YOUR INSTRUCTIONS:
Extract each line where the string "values" shows up.

[Data extracted from a collection]
·····

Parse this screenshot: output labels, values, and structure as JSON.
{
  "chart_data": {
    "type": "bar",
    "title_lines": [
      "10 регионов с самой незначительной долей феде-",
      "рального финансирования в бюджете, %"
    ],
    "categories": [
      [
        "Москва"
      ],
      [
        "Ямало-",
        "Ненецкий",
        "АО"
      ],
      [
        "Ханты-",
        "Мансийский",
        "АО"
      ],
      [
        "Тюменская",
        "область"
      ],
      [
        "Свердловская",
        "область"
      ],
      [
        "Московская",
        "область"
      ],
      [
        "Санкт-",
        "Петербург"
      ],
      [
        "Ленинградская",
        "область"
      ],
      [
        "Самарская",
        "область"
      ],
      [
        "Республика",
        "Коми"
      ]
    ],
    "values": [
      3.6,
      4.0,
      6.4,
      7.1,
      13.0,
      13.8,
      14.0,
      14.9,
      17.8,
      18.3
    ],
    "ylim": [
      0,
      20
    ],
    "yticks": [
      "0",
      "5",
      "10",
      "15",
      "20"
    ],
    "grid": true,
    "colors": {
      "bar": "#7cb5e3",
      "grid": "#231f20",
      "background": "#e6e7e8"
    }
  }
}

·····

RESULT OF THE EXERCISE:
Parse this screenshot: output labels, values, and structure as JSON.
    "values": [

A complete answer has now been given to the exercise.